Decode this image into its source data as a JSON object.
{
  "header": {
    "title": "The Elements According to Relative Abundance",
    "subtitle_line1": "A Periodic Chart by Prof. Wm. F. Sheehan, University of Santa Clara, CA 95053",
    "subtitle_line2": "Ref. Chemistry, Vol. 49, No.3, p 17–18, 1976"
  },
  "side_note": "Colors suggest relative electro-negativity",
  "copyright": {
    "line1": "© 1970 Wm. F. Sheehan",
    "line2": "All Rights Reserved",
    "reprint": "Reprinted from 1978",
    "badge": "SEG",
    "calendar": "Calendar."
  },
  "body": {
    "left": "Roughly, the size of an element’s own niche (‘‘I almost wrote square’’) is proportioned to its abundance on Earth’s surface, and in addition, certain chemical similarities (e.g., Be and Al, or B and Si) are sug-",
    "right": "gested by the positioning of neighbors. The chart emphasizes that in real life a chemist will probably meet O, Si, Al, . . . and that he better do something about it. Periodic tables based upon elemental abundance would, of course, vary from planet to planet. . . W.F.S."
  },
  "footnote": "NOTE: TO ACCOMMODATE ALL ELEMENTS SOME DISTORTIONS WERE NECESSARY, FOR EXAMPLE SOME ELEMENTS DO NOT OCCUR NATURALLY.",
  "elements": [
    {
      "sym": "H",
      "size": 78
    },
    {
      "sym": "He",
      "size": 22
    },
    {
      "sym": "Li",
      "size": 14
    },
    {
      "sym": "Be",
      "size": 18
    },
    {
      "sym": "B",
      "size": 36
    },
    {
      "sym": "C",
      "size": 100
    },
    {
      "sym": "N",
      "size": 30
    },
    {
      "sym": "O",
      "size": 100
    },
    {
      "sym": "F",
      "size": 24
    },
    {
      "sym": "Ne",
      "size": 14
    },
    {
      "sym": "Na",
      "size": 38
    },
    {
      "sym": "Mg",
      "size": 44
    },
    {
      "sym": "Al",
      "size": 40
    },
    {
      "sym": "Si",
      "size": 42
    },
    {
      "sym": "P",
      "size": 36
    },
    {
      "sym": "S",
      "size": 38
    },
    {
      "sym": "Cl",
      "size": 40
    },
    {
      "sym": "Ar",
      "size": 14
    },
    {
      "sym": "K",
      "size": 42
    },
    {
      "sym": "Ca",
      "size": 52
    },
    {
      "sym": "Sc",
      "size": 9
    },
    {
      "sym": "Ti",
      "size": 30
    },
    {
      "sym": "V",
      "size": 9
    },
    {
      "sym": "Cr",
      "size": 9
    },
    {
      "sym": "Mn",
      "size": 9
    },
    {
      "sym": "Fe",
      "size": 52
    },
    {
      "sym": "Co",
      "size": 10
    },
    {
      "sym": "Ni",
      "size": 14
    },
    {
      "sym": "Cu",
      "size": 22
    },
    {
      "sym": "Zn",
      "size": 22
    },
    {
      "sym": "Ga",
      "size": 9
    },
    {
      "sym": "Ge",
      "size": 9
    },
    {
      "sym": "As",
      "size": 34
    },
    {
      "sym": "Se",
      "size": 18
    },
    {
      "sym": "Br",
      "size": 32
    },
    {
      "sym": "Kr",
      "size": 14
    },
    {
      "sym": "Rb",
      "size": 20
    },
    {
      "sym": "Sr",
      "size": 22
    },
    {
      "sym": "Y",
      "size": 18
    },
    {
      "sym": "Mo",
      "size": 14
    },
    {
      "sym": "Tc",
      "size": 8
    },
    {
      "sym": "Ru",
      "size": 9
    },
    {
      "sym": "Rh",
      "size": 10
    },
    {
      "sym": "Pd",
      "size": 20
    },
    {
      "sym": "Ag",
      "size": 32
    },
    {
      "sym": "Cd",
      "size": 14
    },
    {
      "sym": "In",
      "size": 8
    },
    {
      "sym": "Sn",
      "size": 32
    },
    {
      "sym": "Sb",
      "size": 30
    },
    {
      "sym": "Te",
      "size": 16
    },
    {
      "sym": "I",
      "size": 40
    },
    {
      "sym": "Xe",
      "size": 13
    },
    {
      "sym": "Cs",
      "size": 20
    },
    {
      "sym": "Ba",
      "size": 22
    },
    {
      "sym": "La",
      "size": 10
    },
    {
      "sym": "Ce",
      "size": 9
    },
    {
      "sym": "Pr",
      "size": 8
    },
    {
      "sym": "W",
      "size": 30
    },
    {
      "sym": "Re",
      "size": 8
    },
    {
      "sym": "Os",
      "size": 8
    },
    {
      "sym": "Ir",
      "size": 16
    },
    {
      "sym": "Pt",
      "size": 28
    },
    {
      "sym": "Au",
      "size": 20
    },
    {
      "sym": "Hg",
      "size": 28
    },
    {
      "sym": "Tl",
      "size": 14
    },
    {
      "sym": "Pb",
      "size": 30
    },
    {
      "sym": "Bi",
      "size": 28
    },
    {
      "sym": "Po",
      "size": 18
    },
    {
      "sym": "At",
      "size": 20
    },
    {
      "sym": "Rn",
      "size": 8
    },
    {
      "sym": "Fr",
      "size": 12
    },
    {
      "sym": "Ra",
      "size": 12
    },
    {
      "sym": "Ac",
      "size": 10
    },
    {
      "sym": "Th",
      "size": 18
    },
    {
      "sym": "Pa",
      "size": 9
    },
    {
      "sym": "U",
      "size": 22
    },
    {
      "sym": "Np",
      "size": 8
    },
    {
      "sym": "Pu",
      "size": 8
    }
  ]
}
────────────────
> _Required work_
Reproduce every record, matching each line exactly.

> _Written solution_
Decode this image into its source data as a JSON object.
{
  "header": {
    "title": "The Elements According to Relative Abundance",
    "subtitle_line1": "A Periodic Chart by Prof. Wm. F. Sheehan, University of Santa Clara, CA 95053",
    "subtitle_line2": "Ref. Chemistry, Vol. 49, No.3, p 17–18, 1976"
  },
  "side_note": "Colors suggest relative electro-negativity",
  "copyright": {
    "line1": "© 1970 Wm. F. Sheehan",
    "line2": "All Rights Reserved",
    "reprint": "Reprinted from 1978",
    "badge": "SEG",
    "calendar": "Calendar."
  },
  "body": {
    "left": "Roughly, the size of an element’s own niche (‘‘I almost wrote square’’) is proportioned to its abundance on Earth’s surface, and in addition, certain chemical similarities (e.g., Be and Al, or B and Si) are sug-",
    "right": "gested by the positioning of neighbors. The chart emphasizes that in real life a chemist will probably meet O, Si, Al, . . . and that he better do something about it. Periodic tables based upon elemental abundance would, of course, vary from planet to planet. . . W.F.S."
  },
  "footnote": "NOTE: TO ACCOMMODATE ALL ELEMENTS SOME DISTORTIONS WERE NECESSARY, FOR EXAMPLE SOME ELEMENTS DO NOT OCCUR NATURALLY.",
  "elements": [
    {
      "sym": "H",
      "size": 78
    },
    {
      "sym": "He",
      "size": 22
    },
    {
      "sym": "Li",
      "size": 14
    },
    {
      "sym": "Be",
      "size": 18
    },
    {
      "sym": "B",
      "size": 36
    },
    {
      "sym": "C",
      "size": 100
    },
    {
      "sym": "N",
      "size": 30
    },
    {
      "sym": "O",
      "size": 100
    },
    {
      "sym": "F",
      "size": 24
    },
    {
      "sym": "Ne",
      "size": 14
    },
    {
      "sym": "Na",
      "size": 38
    },
    {
      "sym": "Mg",
      "size": 44
    },
    {
      "sym": "Al",
      "size": 40
    },
    {
      "sym": "Si",
      "size": 42
    },
    {
      "sym": "P",
      "size": 36
    },
    {
      "sym": "S",
      "size": 38
    },
    {
      "sym": "Cl",
      "size": 40
    },
    {
      "sym": "Ar",
      "size": 14
    },
    {
      "sym": "K",
      "size": 42
    },
    {
      "sym": "Ca",
      "size": 52
    },
    {
      "sym": "Sc",
      "size": 9
    },
    {
      "sym": "Ti",
      "size": 30
    },
    {
      "sym": "V",
      "size": 9
    },
    {
      "sym": "Cr",
      "size": 9
    },
    {
      "sym": "Mn",
      "size": 9
    },
    {
      "sym": "Fe",
      "size": 52
    },
    {
      "sym": "Co",
      "size": 10
    },
    {
      "sym": "Ni",
      "size": 14
    },
    {
      "sym": "Cu",
      "size": 22
    },
    {
      "sym": "Zn",
      "size": 22
    },
    {
      "sym": "Ga",
      "size": 9
    },
    {
      "sym": "Ge",
      "size": 9
    },
    {
      "sym": "As",
      "size": 34
    },
    {
      "sym": "Se",
      "size": 18
    },
    {
      "sym": "Br",
      "size": 32
    },
    {
      "sym": "Kr",
      "size": 14
    },
    {
      "sym": "Rb",
      "size": 20
    },
    {
      "sym": "Sr",
      "size": 22
    },
    {
      "sym": "Y",
      "size": 18
    },
    {
      "sym": "Mo",
      "size": 14
    },
    {
      "sym": "Tc",
      "size": 8
    },
    {
      "sym": "Ru",
      "size": 9
    },
    {
      "sym": "Rh",
      "size": 10
    },
    {
      "sym": "Pd",
      "size": 20
    },
    {
      "sym": "Ag",
      "size": 32
    },
    {
      "sym": "Cd",
      "size": 14
    },
    {
      "sym": "In",
      "size": 8
    },
    {
      "sym": "Sn",
      "size": 32
    },
    {
      "sym": "Sb",
      "size": 30
    },
    {
      "sym": "Te",
      "size": 16
    },
    {
      "sym": "I",
      "size": 40
    },
    {
      "sym": "Xe",
      "size": 13
    },
    {
      "sym": "Cs",
      "size": 20
    },
    {
      "sym": "Ba",
      "size": 22
    },
    {
      "sym": "La",
      "size": 10
    },
    {
      "sym": "Ce",
      "size": 9
    },
    {
      "sym": "Pr",
      "size": 8
    },
    {
      "sym": "W",
      "size": 30
    },
    {
      "sym": "Re",
      "size": 8
    },
    {
      "sym": "Os",
      "size": 8
    },
    {
      "sym": "Ir",
      "size": 16
    },
    {
      "sym": "Pt",
      "size": 28
    },
    {
      "sym": "Au",
      "size": 20
    },
    {
      "sym": "Hg",
      "size": 28
    },
    {
      "sym": "Tl",
      "size": 14
    },
    {
      "sym": "Pb",
      "size": 30
    },
    {
      "sym": "Bi",
      "size": 28
    },
    {
      "sym": "Po",
      "size": 18
    },
    {
      "sym": "At",
      "size": 20
    },
    {
      "sym": "Rn",
      "size": 8
    },
    {
      "sym": "Fr",
      "size": 12
    },
    {
      "sym": "Ra",
      "size": 12
    },
    {
      "sym": "Ac",
      "size": 10
    },
    {
      "sym": "Th",
      "size": 18
    },
    {
      "sym": "Pa",
      "size": 9
    },
    {
      "sym": "U",
      "size": 22
    },
    {
      "sym": "Np",
      "size": 8
    },
    {
      "sym": "Pu",
      "size": 8
    }
  ]
}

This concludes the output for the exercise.